» Given problem
Print each line of the listing once more, precisely as given.

» Material supplied
━━━━━━
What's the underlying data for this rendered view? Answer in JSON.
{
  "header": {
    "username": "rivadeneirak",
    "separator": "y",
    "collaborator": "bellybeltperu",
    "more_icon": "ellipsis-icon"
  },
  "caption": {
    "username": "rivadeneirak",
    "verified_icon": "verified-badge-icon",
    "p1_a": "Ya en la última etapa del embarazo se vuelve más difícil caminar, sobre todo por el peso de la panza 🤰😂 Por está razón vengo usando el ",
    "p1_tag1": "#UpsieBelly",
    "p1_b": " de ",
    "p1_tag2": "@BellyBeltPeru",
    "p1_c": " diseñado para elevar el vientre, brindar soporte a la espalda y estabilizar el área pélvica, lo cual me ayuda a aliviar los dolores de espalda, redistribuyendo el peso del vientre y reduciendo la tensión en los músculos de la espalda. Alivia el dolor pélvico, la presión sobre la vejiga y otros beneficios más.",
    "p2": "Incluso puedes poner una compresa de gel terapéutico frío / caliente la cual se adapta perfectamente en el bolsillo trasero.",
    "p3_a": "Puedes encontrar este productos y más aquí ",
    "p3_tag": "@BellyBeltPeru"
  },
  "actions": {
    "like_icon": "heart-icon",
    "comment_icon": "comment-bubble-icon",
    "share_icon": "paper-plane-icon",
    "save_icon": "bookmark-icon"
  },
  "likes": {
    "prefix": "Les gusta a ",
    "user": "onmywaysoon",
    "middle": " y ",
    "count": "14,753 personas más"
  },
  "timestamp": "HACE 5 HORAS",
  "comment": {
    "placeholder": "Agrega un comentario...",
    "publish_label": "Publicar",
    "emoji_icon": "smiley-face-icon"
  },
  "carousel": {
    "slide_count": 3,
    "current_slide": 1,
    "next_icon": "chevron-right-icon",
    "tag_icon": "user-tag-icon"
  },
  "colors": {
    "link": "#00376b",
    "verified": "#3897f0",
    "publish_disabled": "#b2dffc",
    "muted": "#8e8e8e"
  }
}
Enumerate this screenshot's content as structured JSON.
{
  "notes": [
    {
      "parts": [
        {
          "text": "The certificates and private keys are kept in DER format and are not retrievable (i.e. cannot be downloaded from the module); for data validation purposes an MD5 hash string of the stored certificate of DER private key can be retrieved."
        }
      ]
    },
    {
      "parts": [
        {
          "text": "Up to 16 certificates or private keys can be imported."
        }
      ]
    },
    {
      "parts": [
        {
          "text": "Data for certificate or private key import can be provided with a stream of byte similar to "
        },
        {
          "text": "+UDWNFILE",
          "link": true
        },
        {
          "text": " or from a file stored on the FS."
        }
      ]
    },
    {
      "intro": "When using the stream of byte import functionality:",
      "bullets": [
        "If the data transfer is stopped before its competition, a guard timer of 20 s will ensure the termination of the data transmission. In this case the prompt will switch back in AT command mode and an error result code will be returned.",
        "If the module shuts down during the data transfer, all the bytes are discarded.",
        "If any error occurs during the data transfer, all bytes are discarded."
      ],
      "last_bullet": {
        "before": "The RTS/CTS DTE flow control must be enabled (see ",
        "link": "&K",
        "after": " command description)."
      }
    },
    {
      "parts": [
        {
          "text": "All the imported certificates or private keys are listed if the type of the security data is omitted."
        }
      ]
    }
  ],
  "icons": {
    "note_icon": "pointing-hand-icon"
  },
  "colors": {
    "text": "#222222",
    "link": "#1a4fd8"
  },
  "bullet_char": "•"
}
━━━━━━
» The response
What's the underlying data for this rendered view? Answer in JSON.
{
  "header": {
    "username": "rivadeneirak",
    "separator": "y",
    "collaborator": "bellybeltperu",
    "more_icon": "ellipsis-icon"
  },
  "caption": {
    "username": "rivadeneirak",
    "verified_icon": "verified-badge-icon",
    "p1_a": "Ya en la última etapa del embarazo se vuelve más difícil caminar, sobre todo por el peso de la panza 🤰😂 Por está razón vengo usando el ",
    "p1_tag1": "#UpsieBelly",
    "p1_b": " de ",
    "p1_tag2": "@BellyBeltPeru",
    "p1_c": " diseñado para elevar el vientre, brindar soporte a la espalda y estabilizar el área pélvica, lo cual me ayuda a aliviar los dolores de espalda, redistribuyendo el peso del vientre y reduciendo la tensión en los músculos de la espalda. Alivia el dolor pélvico, la presión sobre la vejiga y otros beneficios más.",
    "p2": "Incluso puedes poner una compresa de gel terapéutico frío / caliente la cual se adapta perfectamente en el bolsillo trasero.",
    "p3_a": "Puedes encontrar este productos y más aquí ",
    "p3_tag": "@BellyBeltPeru"
  },
  "actions": {
    "like_icon": "heart-icon",
    "comment_icon": "comment-bubble-icon",
    "share_icon": "paper-plane-icon",
    "save_icon": "bookmark-icon"
  },
  "likes": {
    "prefix": "Les gusta a ",
    "user": "onmywaysoon",
    "middle": " y ",
    "count": "14,753 personas más"
  },
  "timestamp": "HACE 5 HORAS",
  "comment": {
    "placeholder": "Agrega un comentario...",
    "publish_label": "Publicar",
    "emoji_icon": "smiley-face-icon"
  },
  "carousel": {
    "slide_count": 3,
    "current_slide": 1,
    "next_icon": "chevron-right-icon",
    "tag_icon": "user-tag-icon"
  },
  "colors": {
    "link": "#00376b",
    "verified": "#3897f0",
    "publish_disabled": "#b2dffc",
    "muted": "#8e8e8e"
  }
}
Enumerate this screenshot's content as structured JSON.
{
  "notes": [
    {
      "parts": [
        {
          "text": "The certificates and private keys are kept in DER format and are not retrievable (i.e. cannot be downloaded from the module); for data validation purposes an MD5 hash string of the stored certificate of DER private key can be retrieved."
        }
      ]
    },
    {
      "parts": [
        {
          "text": "Up to 16 certificates or private keys can be imported."
        }
      ]
    },
    {
      "parts": [
        {
          "text": "Data for certificate or private key import can be provided with a stream of byte similar to "
        },
        {
          "text": "+UDWNFILE",
          "link": true
        },
        {
          "text": " or from a file stored on the FS."
        }
      ]
    },
    {
      "intro": "When using the stream of byte import functionality:",
      "bullets": [
        "If the data transfer is stopped before its competition, a guard timer of 20 s will ensure the termination of the data transmission. In this case the prompt will switch back in AT command mode and an error result code will be returned.",
        "If the module shuts down during the data transfer, all the bytes are discarded.",
        "If any error occurs during the data transfer, all bytes are discarded."
      ],
      "last_bullet": {
        "before": "The RTS/CTS DTE flow control must be enabled (see ",
        "link": "&K",
        "after": " command description)."
      }
    },
    {
      "parts": [
        {
          "text": "All the imported certificates or private keys are listed if the type of the security data is omitted."
        }
      ]
    }
  ],
  "icons": {
    "note_icon": "pointing-hand-icon"
  },
  "colors": {
    "text": "#222222",
    "link": "#1a4fd8"
  },
  "bullet_char": "•"
}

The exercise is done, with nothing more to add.